- YOUR INSTRUCTIONS
Look through the data below. Collect every line where the word "JSON" occurs.

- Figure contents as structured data
--------------------
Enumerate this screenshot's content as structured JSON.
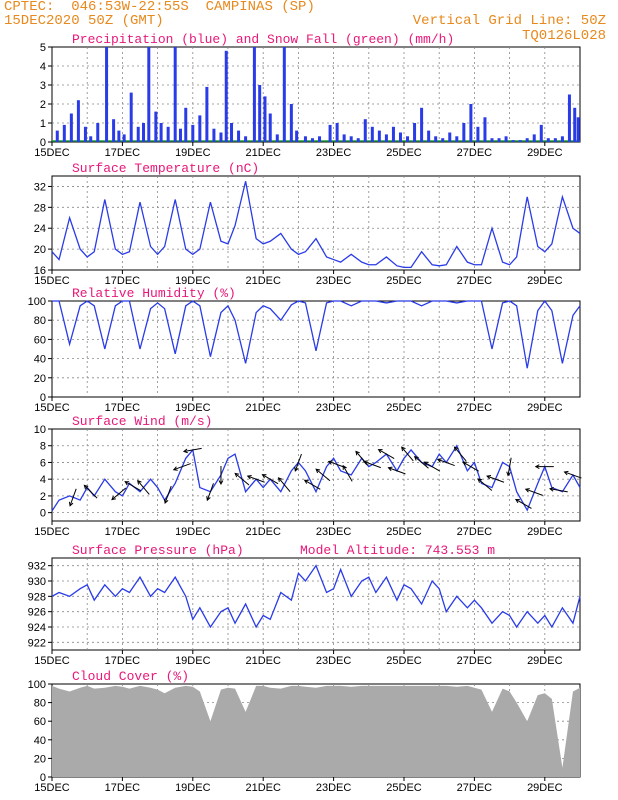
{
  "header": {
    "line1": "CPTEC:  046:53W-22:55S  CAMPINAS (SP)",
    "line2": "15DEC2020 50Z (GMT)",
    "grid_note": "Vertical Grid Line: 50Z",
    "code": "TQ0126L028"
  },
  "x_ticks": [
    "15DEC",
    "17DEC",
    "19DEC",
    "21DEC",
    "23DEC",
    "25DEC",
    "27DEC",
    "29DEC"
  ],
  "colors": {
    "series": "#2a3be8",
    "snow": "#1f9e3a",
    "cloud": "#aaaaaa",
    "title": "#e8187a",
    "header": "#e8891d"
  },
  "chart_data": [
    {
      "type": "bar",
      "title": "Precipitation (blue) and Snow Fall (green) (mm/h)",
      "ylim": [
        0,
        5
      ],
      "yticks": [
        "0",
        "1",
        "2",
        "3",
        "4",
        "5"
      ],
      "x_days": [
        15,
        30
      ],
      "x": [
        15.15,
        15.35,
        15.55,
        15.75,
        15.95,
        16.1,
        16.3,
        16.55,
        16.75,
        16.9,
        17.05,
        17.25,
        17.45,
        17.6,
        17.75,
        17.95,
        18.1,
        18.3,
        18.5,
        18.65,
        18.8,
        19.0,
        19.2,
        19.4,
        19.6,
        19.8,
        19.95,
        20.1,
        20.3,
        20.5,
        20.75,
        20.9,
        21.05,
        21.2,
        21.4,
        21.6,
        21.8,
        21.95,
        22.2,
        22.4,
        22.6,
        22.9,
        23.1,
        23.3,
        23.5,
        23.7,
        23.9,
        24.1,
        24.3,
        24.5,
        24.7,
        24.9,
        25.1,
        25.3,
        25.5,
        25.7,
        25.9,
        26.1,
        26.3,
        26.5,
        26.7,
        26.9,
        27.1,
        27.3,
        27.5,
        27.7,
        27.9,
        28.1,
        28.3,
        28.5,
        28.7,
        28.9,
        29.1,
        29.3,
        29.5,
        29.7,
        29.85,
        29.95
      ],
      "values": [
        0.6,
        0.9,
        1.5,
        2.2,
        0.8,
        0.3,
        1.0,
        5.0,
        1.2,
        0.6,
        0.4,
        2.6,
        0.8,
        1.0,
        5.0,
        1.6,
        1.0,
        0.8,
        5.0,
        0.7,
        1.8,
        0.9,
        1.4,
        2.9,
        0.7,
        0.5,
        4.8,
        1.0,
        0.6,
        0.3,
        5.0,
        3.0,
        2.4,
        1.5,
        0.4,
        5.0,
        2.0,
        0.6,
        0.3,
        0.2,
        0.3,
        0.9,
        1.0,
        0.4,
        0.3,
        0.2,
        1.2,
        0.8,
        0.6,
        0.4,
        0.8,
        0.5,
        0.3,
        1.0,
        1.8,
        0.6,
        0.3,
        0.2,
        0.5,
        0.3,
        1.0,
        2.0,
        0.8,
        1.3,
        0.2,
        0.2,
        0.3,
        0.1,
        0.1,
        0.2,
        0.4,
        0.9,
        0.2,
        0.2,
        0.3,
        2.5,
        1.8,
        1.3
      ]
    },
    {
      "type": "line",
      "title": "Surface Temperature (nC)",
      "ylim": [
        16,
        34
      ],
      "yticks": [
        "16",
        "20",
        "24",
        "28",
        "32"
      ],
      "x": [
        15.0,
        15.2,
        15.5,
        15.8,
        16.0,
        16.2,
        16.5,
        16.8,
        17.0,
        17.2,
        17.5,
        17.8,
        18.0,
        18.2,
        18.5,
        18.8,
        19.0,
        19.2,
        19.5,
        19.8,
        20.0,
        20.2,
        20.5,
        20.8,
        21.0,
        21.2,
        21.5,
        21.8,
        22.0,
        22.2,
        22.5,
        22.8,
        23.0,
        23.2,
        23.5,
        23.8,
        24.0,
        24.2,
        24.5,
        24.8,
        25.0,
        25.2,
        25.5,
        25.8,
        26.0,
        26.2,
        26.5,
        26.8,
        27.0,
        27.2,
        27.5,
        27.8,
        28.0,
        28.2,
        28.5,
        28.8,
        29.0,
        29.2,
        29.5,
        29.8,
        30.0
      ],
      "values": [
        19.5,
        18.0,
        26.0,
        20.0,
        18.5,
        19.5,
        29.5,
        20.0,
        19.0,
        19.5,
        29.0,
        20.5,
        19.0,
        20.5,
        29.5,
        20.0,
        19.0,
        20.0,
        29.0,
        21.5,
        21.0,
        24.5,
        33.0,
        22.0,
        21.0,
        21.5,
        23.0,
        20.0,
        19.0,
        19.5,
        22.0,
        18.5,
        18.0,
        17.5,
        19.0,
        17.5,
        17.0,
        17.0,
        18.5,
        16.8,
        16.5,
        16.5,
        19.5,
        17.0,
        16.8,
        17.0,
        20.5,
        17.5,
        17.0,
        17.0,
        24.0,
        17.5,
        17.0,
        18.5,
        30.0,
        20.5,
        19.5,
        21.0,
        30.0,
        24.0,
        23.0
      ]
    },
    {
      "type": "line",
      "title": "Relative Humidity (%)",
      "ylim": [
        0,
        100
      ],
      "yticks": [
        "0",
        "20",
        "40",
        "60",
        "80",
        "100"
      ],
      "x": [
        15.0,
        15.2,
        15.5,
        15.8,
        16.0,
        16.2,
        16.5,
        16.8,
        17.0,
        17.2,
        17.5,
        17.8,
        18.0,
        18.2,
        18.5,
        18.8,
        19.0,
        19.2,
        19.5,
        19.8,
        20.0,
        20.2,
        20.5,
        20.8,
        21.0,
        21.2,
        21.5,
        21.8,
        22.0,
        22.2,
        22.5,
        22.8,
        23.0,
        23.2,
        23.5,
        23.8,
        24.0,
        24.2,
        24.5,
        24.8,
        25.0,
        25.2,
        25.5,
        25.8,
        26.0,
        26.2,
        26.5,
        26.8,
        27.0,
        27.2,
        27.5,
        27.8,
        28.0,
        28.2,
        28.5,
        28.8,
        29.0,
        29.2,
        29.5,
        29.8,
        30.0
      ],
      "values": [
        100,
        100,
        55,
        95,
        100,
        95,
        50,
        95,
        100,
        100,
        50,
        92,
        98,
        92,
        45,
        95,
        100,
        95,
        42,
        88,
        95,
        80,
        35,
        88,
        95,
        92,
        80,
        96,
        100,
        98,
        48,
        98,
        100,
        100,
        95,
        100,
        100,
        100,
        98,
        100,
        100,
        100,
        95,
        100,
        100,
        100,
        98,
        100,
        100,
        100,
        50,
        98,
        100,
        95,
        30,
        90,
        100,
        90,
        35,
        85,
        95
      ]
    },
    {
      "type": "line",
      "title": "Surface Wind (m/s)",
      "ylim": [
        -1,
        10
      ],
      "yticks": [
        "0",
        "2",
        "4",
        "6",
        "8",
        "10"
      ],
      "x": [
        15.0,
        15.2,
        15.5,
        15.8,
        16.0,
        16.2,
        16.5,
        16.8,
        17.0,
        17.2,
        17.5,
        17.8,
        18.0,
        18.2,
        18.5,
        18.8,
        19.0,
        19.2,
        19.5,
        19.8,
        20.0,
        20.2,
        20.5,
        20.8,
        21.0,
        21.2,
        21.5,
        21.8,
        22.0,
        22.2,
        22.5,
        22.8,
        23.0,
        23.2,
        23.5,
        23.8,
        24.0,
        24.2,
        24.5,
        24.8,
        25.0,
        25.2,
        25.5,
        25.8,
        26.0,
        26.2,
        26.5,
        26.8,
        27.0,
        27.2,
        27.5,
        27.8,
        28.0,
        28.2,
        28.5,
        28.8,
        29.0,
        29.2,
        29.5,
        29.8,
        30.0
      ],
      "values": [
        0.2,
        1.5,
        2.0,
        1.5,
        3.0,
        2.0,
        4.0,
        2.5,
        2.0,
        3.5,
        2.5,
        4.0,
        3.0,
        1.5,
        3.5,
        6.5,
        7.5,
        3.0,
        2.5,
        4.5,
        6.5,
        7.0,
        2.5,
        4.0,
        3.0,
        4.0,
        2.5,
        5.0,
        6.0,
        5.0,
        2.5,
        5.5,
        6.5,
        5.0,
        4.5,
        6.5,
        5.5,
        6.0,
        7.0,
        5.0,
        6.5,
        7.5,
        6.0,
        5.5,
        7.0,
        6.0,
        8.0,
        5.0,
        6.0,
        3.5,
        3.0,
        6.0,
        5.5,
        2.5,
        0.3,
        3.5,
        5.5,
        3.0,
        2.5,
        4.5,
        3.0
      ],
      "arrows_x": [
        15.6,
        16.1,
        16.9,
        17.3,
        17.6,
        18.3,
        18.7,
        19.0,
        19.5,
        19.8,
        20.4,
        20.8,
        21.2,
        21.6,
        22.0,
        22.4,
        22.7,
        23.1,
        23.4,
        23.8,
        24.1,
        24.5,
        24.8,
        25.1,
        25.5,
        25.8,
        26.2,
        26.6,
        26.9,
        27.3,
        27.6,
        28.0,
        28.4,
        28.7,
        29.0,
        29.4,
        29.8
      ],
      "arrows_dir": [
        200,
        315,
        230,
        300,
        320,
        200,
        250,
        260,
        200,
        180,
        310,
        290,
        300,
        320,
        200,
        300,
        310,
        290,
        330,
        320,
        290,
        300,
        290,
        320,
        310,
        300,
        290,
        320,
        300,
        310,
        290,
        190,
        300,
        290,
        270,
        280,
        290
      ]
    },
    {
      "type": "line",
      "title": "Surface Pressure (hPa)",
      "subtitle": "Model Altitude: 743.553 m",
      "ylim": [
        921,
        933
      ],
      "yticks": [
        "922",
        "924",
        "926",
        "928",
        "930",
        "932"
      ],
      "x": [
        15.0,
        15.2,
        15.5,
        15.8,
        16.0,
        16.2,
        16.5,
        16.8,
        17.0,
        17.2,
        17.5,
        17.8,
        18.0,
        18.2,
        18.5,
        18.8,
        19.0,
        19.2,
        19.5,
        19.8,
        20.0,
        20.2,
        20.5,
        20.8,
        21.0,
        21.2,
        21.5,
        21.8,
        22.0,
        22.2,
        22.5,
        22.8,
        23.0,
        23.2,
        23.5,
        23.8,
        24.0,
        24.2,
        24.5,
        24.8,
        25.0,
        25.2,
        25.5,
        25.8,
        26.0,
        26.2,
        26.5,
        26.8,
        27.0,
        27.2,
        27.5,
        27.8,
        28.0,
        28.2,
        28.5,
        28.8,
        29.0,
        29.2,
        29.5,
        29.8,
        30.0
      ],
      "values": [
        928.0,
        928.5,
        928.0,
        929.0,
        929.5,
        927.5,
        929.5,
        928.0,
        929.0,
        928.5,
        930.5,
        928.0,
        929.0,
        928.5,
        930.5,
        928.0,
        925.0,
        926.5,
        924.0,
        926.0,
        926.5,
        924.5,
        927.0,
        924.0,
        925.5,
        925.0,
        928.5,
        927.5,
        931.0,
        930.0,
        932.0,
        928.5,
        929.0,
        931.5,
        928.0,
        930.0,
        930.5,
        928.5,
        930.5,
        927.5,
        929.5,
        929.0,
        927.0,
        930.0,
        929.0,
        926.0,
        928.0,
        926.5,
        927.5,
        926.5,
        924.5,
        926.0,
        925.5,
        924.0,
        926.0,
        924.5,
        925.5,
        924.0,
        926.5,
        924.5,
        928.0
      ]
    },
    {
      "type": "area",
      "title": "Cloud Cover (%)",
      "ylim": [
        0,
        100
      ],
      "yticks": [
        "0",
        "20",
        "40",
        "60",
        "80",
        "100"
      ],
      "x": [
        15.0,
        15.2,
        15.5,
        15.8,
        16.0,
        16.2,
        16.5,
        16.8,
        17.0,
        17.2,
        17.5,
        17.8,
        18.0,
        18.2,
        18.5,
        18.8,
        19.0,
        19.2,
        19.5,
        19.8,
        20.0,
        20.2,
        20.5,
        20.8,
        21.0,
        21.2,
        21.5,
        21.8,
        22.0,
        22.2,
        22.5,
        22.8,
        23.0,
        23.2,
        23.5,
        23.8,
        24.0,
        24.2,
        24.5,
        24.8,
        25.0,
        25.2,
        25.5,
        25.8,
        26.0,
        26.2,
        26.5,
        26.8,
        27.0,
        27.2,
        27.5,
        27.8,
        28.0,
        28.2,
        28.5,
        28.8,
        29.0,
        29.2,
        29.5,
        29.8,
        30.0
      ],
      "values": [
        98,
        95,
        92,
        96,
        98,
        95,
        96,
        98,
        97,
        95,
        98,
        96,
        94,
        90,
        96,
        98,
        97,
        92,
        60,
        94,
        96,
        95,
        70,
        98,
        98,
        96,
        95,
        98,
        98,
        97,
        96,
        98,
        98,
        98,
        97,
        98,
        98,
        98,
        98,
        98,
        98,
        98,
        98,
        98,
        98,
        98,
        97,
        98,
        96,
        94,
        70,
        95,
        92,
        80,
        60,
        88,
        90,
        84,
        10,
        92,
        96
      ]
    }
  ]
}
--------------------
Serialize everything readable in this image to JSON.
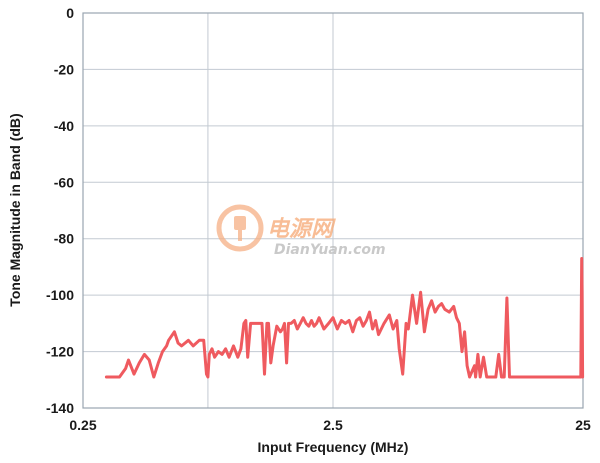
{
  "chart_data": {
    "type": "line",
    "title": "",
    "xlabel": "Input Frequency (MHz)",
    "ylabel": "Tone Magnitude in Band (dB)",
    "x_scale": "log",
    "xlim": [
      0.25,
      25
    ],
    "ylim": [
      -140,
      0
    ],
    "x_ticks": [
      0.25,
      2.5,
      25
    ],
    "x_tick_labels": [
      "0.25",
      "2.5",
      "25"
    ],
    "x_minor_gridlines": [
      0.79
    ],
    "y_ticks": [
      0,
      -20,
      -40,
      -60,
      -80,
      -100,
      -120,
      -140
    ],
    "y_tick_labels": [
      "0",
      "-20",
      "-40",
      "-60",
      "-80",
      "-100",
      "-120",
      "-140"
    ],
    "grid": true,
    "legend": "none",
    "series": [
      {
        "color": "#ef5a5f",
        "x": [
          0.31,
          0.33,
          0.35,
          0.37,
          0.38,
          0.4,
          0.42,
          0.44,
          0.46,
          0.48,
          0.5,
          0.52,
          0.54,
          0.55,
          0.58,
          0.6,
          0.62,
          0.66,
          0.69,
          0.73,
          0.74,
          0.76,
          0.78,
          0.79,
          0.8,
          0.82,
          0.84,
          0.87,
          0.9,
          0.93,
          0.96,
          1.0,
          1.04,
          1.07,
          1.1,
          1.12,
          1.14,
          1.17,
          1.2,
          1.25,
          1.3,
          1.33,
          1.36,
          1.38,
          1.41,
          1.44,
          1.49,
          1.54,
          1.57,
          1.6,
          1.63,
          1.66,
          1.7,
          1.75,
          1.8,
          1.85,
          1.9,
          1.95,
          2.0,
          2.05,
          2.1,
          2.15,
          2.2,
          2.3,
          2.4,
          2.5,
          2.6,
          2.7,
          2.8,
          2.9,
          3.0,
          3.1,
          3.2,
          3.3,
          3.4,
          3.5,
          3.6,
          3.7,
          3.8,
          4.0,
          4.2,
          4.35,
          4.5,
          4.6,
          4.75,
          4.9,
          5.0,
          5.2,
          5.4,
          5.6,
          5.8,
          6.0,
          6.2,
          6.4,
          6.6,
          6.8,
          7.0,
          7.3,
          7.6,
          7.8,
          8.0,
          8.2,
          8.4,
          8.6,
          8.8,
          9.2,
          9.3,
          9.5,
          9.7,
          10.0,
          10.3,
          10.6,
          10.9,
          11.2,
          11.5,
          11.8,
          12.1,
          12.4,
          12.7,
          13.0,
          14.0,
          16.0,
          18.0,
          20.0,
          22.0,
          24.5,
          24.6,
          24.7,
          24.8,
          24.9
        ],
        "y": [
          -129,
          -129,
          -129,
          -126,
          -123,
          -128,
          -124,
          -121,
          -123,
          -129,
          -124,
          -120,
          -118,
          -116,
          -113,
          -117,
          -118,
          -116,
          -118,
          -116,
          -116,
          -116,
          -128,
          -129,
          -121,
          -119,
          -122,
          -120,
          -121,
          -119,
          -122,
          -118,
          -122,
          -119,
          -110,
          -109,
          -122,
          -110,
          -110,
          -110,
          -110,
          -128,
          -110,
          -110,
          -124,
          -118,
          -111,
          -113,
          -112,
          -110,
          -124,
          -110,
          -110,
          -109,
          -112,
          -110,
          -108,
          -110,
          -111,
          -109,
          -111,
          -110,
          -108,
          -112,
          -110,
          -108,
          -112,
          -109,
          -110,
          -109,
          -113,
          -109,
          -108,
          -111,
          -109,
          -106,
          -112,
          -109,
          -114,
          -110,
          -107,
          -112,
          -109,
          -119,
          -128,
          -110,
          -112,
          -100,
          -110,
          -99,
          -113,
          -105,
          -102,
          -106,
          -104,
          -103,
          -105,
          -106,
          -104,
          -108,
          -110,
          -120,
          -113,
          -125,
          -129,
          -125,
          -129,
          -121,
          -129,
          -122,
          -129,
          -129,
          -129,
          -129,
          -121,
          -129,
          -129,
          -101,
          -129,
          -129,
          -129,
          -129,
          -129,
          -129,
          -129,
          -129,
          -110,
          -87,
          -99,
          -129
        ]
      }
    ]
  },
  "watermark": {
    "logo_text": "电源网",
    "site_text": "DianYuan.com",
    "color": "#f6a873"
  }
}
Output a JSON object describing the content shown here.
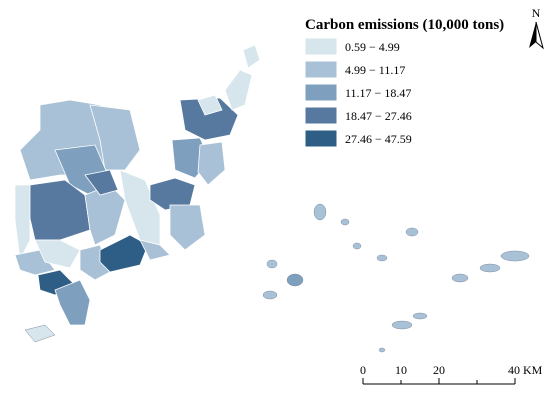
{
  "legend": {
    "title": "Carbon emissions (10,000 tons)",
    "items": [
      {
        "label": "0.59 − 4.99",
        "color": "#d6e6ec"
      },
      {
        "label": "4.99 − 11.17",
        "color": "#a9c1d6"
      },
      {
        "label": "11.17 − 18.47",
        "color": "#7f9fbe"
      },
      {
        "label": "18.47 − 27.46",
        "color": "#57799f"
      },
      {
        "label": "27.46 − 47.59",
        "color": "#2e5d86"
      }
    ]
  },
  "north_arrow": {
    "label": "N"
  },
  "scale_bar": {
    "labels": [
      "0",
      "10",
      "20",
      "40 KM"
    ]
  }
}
--------------------
- ANSWER TO THIS PROBLEM
Enumerate this screenshot's content as structured JSON.
Serialize everything readable in this image to JSON.
Output a JSON object describing the content shown here.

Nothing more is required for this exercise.